━━━ DATA SUPPLIED

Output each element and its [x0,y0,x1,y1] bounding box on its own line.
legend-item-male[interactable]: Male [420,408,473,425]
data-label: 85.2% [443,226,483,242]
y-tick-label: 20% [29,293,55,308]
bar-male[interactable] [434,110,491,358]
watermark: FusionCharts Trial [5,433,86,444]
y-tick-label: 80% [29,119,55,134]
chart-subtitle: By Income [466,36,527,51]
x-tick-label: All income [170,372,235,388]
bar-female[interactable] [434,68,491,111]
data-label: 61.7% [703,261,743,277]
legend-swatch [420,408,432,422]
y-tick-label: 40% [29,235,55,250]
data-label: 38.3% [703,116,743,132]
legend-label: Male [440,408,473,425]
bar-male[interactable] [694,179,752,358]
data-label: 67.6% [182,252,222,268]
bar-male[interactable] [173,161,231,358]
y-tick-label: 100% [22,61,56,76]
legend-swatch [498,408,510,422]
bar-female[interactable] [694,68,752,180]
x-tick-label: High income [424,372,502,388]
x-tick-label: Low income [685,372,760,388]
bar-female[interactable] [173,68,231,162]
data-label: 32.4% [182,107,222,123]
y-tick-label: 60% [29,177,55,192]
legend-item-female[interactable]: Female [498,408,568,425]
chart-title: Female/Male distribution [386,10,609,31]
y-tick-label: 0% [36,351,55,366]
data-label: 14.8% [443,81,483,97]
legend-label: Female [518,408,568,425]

━━━━━━

| THE REQUEST |
Copy every line of the items above exactly as it appears.

| RESULT OF THIS EXERCISE |
Output each element and its [x0,y0,x1,y1] bounding box on its own line.
legend-item-male[interactable]: Male [420,408,473,425]
data-label: 85.2% [443,226,483,242]
y-tick-label: 20% [29,293,55,308]
bar-male[interactable] [434,110,491,358]
watermark: FusionCharts Trial [5,433,86,444]
y-tick-label: 80% [29,119,55,134]
chart-subtitle: By Income [466,36,527,51]
x-tick-label: All income [170,372,235,388]
bar-female[interactable] [434,68,491,111]
data-label: 61.7% [703,261,743,277]
legend-swatch [420,408,432,422]
y-tick-label: 40% [29,235,55,250]
data-label: 38.3% [703,116,743,132]
legend-label: Male [440,408,473,425]
bar-male[interactable] [694,179,752,358]
data-label: 67.6% [182,252,222,268]
bar-male[interactable] [173,161,231,358]
y-tick-label: 100% [22,61,56,76]
legend-swatch [498,408,510,422]
bar-female[interactable] [694,68,752,180]
x-tick-label: High income [424,372,502,388]
x-tick-label: Low income [685,372,760,388]
bar-female[interactable] [173,68,231,162]
data-label: 32.4% [182,107,222,123]
y-tick-label: 60% [29,177,55,192]
legend-item-female[interactable]: Female [498,408,568,425]
chart-title: Female/Male distribution [386,10,609,31]
y-tick-label: 0% [36,351,55,366]
data-label: 14.8% [443,81,483,97]
legend-label: Female [518,408,568,425]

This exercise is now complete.